GIVEN TEXT -
-- Start --

For almost 50 years Alfred J. Kahn probed the frontiers of social work organization and practice and sought to develop "new and improved models of service". He was a teacher, author, and consultant to many voluntary and governmental organizations. He paid particular attention to how programs developed in other countries could be useful to this country.

Kahn received his BSS in 1939 from the City College of New York, his Masters of Social Work in 1946 from Columbia University School of Social Work and his Doctorate of Social Welfare in 1952 from Columbia University. He was a faculty member of the School of Social Work Columbia starting in 1947; and was an emeritus professor. His special areas of expertise included delinquency, services for children, mental health, and social policy and planning. He chaired the committee on advance programs at Columbia University School of Social Work.

-- End --

STORED DATA -
-- Start --

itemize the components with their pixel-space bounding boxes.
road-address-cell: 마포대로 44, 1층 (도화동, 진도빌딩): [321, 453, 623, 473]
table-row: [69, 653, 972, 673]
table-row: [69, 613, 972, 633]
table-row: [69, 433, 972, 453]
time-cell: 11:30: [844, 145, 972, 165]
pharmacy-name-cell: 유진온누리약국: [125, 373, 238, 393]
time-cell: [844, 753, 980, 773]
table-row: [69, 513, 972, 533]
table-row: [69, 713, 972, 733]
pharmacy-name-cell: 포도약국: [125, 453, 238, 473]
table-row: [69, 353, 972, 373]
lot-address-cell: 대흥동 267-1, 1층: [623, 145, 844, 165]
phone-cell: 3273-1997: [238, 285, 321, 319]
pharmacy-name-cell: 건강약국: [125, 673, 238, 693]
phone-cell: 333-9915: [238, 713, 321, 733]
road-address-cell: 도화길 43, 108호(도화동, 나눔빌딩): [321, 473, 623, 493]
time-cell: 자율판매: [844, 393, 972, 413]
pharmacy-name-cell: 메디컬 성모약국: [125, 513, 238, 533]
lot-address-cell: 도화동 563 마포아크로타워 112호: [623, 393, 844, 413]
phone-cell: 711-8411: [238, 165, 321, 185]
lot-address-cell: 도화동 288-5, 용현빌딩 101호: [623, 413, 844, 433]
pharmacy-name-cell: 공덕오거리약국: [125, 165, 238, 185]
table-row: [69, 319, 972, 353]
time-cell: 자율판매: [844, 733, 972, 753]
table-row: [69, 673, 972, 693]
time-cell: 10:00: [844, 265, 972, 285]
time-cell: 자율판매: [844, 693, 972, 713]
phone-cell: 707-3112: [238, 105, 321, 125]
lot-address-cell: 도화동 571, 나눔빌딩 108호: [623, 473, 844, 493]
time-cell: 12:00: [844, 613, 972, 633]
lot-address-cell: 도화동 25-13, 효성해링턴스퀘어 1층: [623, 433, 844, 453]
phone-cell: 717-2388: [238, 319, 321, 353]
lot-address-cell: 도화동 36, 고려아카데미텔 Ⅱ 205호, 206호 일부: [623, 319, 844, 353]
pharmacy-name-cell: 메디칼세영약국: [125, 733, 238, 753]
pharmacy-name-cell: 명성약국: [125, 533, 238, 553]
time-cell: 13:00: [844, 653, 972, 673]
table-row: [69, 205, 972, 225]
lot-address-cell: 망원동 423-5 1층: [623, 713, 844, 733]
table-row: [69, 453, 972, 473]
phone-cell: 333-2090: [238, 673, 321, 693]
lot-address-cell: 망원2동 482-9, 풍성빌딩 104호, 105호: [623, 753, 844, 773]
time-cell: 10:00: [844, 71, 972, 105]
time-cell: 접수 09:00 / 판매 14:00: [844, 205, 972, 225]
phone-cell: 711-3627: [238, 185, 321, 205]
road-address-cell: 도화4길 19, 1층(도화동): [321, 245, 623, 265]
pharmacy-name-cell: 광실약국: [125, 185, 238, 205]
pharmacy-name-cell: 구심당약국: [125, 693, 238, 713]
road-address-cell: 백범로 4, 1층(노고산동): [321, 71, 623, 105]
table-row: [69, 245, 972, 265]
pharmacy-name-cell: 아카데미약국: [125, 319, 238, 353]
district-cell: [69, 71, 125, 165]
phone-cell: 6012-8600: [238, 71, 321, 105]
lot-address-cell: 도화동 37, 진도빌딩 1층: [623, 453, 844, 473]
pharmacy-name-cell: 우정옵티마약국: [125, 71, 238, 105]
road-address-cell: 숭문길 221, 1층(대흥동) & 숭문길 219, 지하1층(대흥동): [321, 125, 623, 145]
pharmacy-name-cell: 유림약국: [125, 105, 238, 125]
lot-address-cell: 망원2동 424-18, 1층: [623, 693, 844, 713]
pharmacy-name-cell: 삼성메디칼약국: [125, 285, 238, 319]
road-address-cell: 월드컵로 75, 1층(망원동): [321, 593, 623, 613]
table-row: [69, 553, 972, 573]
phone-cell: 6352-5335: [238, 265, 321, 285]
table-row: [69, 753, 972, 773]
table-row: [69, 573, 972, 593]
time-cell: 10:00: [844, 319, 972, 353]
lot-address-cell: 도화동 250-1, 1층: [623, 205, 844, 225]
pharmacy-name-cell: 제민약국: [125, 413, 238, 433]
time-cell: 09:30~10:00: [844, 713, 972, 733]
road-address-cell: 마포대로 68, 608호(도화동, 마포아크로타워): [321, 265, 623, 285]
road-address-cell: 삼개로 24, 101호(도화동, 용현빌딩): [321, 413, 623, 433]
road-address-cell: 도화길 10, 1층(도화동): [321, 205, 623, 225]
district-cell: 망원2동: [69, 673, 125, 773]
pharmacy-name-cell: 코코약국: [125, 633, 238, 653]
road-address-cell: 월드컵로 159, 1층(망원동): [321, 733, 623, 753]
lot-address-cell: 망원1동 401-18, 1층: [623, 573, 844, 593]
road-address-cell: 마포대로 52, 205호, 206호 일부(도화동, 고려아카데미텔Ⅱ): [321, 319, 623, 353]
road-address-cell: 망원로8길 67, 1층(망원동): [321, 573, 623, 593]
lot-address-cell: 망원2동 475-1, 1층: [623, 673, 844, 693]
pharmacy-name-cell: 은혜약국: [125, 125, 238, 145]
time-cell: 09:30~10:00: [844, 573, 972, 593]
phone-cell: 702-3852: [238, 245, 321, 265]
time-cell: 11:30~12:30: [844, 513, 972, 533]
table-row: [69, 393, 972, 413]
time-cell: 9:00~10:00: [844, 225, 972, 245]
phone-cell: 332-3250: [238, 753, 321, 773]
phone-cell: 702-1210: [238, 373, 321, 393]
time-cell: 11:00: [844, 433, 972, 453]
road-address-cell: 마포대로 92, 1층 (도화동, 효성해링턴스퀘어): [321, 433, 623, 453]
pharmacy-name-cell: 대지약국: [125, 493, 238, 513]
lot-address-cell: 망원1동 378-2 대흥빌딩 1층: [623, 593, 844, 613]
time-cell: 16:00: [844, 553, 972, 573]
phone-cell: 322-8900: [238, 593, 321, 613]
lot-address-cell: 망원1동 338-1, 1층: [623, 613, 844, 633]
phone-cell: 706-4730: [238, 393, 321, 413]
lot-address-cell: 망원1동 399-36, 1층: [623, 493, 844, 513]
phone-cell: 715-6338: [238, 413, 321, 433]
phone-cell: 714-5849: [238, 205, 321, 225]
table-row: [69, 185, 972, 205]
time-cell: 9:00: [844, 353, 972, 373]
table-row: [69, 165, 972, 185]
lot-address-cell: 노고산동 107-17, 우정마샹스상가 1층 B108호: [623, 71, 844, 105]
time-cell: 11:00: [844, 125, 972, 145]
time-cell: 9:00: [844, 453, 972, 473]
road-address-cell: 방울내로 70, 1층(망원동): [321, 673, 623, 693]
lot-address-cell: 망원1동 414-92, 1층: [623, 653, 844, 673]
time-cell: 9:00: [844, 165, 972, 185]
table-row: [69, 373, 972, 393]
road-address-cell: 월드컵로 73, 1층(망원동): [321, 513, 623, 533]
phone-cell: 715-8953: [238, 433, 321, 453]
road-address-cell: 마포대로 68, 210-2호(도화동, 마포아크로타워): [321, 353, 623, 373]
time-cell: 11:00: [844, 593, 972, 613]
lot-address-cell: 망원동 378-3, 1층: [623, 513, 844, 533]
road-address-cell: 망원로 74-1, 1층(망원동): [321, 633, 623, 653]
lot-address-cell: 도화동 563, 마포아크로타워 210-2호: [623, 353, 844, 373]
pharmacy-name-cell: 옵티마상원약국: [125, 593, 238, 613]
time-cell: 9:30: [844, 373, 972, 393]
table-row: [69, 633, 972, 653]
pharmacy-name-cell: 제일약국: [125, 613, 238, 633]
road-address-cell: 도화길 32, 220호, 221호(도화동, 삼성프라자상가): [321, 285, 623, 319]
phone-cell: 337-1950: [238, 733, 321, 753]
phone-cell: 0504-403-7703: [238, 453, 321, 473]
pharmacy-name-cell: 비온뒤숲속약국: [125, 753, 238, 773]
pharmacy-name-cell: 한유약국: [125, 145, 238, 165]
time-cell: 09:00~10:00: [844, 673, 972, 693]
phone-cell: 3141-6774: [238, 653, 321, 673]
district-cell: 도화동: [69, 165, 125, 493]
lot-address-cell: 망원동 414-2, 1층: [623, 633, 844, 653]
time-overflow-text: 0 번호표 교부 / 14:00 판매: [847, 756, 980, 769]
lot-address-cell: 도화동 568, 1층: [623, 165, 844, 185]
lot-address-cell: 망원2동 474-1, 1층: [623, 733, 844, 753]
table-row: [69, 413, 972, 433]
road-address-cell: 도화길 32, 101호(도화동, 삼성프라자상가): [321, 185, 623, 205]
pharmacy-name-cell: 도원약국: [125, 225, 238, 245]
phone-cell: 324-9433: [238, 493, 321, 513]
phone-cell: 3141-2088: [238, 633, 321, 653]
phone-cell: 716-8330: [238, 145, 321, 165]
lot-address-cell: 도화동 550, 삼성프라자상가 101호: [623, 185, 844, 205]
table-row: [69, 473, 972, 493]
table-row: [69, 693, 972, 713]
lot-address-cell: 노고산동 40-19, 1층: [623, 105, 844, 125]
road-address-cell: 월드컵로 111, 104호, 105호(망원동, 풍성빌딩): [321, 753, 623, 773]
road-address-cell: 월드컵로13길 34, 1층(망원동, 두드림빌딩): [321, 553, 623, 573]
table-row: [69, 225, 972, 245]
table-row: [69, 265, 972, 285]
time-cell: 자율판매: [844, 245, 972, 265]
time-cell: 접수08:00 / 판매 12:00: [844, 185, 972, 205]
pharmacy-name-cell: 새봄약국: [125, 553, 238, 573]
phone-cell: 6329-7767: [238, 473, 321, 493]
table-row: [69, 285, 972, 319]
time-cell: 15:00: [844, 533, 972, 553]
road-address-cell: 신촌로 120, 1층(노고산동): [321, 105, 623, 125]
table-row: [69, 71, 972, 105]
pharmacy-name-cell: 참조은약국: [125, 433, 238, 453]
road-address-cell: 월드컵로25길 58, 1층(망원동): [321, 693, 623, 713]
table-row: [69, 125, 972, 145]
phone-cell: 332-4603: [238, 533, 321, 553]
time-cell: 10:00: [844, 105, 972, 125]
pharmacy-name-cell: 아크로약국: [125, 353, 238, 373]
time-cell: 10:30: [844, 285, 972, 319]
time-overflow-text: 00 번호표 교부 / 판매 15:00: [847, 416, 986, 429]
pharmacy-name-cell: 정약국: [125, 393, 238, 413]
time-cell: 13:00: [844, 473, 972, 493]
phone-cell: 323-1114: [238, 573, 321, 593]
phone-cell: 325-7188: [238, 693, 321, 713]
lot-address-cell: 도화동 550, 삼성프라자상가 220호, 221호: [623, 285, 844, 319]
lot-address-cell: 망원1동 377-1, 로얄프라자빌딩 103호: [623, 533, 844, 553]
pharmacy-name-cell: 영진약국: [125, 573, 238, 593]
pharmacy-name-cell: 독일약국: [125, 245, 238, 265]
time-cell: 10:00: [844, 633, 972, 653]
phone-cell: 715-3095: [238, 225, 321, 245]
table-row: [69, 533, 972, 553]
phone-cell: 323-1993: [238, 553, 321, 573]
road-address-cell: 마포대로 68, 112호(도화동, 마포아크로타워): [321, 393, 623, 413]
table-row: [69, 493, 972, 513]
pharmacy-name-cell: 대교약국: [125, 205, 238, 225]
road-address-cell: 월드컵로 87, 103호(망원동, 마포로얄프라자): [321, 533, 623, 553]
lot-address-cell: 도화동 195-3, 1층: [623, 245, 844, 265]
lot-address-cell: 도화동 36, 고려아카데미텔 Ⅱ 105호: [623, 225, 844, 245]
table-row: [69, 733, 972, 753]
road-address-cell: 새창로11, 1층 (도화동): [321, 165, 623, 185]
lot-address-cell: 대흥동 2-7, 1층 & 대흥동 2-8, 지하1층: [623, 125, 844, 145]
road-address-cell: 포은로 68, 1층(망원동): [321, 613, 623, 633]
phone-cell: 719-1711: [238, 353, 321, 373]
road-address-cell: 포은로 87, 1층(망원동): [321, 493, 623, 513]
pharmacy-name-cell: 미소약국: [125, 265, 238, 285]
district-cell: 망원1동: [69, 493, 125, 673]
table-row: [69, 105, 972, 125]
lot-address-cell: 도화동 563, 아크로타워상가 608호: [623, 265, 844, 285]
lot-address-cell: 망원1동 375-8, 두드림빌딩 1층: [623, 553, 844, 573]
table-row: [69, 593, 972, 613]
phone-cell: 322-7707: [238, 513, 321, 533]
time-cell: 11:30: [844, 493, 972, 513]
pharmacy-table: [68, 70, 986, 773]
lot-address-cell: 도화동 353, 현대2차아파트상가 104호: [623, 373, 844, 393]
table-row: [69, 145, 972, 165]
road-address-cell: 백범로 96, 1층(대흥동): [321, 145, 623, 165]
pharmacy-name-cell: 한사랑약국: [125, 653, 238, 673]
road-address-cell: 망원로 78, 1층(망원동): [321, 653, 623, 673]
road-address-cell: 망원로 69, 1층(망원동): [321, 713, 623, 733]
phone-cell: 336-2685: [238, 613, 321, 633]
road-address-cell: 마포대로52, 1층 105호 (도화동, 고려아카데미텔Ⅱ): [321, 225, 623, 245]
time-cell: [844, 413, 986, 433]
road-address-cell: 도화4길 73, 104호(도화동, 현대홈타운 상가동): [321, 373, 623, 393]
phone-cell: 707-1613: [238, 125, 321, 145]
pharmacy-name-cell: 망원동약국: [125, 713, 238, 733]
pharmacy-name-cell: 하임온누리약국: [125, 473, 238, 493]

-- End --

WHAT IS NEEDED - Set down the stretch of the Alfred J. Kahn passage from "Kahn received his" through "of Social Work." word for word.

RESPONSE TO THE TASK -
Kahn received his BSS in 1939 from the City College of New York, his Masters of Social Work in 1946 from Columbia University School of Social Work and his Doctorate of Social Welfare in 1952 from Columbia University. He was a faculty member of the School of Social Work Columbia starting in 1947; and was an emeritus professor. His special areas of expertise included delinquency, services for children, mental health, and social policy and planning. He chaired the committee on advance programs at Columbia University School of Social Work.